Give only the number of lines in these records that contain the word "rest".
====== DATA SUPPLIED
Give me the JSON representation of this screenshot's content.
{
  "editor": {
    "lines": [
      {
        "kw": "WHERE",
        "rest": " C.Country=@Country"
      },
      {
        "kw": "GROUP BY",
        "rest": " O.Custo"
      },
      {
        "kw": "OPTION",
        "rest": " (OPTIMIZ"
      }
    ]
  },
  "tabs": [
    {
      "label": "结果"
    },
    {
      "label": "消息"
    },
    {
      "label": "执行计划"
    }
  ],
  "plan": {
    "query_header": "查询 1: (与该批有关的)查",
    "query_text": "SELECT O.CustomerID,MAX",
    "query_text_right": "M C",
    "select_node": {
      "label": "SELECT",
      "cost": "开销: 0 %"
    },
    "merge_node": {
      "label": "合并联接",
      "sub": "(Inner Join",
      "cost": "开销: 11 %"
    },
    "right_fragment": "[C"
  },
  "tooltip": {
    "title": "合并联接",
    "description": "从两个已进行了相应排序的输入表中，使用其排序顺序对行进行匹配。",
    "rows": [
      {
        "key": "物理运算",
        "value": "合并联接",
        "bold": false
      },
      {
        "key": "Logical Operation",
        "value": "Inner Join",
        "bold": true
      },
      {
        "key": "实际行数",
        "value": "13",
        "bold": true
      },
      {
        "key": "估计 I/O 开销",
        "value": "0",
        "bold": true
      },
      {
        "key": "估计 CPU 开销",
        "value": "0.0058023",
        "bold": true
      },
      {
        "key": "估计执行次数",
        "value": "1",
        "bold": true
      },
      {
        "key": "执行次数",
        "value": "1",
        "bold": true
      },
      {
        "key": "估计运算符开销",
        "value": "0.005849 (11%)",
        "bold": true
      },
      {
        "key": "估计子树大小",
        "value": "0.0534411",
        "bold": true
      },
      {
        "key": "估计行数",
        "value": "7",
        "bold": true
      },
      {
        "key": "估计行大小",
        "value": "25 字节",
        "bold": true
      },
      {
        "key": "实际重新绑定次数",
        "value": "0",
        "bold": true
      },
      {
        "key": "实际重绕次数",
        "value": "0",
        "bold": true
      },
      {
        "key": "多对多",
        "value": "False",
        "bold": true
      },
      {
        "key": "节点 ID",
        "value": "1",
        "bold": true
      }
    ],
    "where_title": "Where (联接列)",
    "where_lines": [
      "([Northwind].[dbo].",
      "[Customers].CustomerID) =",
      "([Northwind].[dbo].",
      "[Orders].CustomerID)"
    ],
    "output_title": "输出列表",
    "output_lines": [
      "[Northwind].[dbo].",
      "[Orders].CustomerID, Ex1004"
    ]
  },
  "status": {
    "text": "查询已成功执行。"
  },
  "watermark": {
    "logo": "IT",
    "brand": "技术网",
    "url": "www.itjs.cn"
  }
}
============
OUTPUT OF THE TASK: 3